BEGIN
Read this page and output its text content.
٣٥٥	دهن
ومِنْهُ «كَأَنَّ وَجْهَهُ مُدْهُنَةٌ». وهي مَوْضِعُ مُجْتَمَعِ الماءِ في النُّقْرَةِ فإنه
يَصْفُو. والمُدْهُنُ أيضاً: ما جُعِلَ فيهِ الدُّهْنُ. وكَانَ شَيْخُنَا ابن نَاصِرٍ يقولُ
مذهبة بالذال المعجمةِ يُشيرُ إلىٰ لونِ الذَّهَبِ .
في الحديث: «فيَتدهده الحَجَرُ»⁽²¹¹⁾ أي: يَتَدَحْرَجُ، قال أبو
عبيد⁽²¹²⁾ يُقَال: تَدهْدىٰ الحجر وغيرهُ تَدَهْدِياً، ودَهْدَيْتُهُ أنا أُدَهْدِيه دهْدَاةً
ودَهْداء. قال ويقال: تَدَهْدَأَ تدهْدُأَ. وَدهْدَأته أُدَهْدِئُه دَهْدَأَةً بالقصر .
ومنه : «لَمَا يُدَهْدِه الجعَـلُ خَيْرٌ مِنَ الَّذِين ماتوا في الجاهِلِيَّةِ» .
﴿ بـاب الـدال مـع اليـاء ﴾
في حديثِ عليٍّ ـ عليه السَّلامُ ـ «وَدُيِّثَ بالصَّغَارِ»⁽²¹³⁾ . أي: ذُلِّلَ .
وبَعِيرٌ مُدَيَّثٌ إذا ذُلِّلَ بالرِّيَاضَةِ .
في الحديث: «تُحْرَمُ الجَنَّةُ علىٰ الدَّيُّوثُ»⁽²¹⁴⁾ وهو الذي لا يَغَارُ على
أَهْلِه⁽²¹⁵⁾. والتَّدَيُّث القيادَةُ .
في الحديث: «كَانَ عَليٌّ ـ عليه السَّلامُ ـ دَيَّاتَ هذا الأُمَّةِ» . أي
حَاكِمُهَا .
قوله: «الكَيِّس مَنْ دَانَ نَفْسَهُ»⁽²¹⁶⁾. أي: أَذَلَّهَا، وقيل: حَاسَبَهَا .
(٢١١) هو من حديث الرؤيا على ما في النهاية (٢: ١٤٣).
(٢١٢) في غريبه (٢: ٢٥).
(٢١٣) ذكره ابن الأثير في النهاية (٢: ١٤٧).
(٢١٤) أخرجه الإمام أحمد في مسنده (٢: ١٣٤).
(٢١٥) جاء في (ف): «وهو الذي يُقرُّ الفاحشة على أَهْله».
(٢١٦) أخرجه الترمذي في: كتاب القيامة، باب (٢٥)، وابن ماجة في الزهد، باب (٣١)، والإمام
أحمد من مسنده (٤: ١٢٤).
END
BEGIN
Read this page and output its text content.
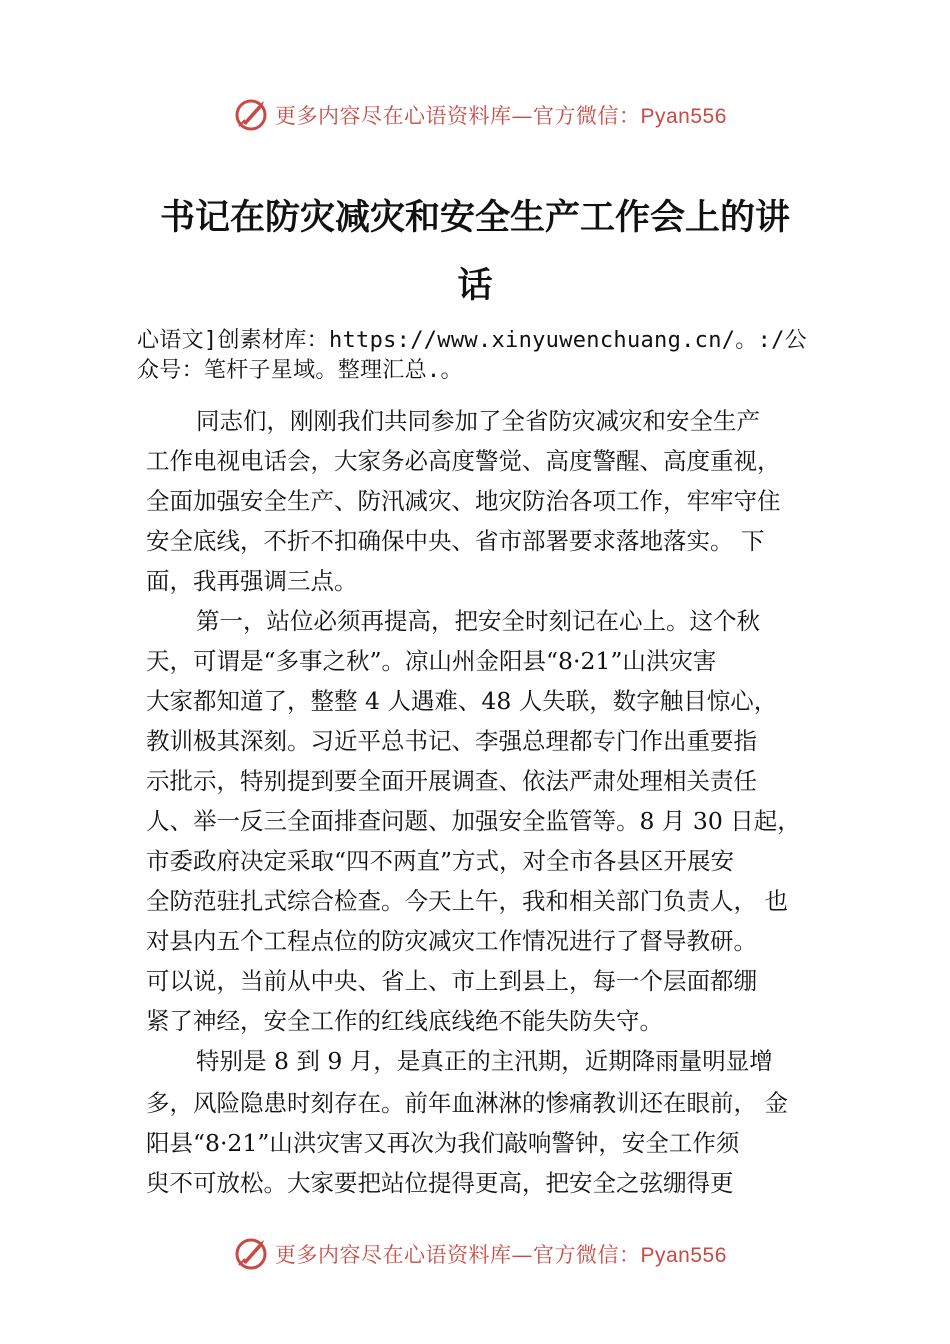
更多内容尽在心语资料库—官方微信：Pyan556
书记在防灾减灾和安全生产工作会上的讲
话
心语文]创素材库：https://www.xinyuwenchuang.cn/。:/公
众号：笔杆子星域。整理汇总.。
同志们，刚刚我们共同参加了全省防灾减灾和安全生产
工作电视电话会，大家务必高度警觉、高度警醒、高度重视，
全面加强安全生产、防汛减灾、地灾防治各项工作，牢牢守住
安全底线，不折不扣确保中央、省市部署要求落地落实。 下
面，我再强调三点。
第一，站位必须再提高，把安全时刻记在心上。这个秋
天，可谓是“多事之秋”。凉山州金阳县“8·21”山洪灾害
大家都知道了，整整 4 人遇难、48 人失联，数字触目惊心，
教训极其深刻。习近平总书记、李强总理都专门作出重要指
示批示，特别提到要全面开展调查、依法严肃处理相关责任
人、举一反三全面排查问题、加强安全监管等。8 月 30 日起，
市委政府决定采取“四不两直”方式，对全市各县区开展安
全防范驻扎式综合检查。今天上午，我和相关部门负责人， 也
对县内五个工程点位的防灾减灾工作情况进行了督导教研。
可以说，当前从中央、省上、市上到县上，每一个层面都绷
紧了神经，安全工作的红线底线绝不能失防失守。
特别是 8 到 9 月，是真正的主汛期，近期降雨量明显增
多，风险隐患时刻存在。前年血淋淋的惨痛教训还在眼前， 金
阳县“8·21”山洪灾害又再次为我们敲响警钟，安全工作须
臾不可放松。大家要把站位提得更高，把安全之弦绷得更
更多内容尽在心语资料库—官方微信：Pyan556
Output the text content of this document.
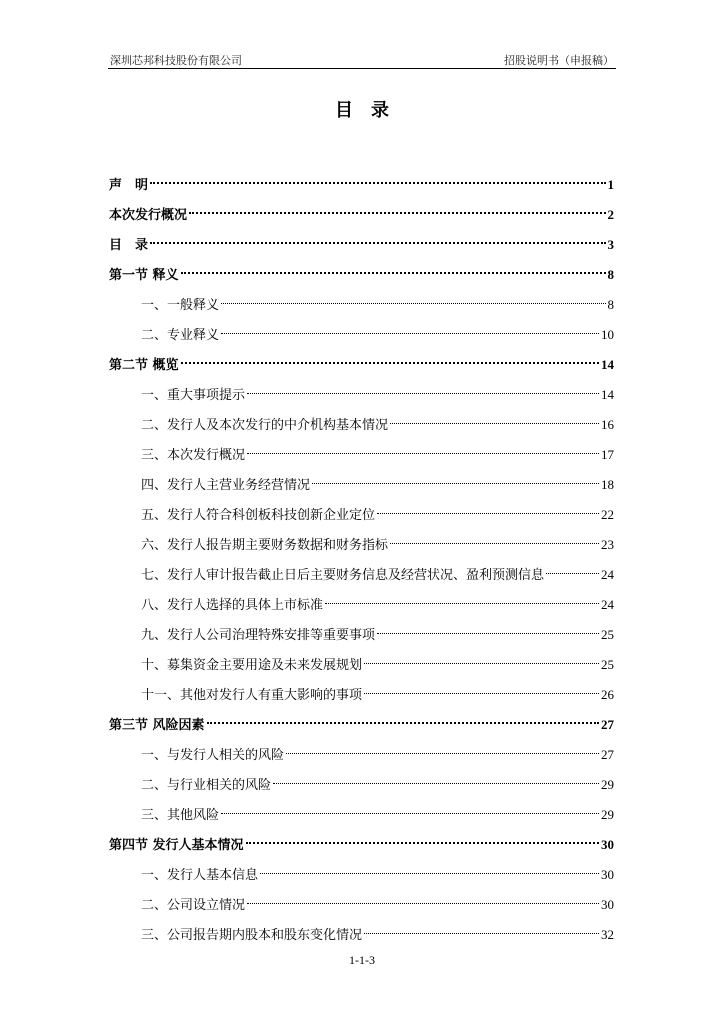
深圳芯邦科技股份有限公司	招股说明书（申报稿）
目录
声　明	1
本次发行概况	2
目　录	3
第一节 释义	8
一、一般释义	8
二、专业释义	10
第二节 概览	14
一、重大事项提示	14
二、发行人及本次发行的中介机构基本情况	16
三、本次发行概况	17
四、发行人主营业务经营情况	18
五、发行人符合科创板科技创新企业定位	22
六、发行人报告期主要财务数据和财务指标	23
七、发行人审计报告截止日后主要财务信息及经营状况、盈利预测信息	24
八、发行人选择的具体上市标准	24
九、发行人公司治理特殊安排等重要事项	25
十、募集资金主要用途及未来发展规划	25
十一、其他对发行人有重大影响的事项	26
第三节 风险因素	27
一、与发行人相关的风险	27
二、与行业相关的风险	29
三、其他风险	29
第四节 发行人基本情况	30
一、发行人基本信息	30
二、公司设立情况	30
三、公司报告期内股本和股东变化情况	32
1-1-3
END
GIVEN EXERCISE:
Say how many lines contain "النهاية", and give nothing but that number.

WRITTEN RESPONSE:
2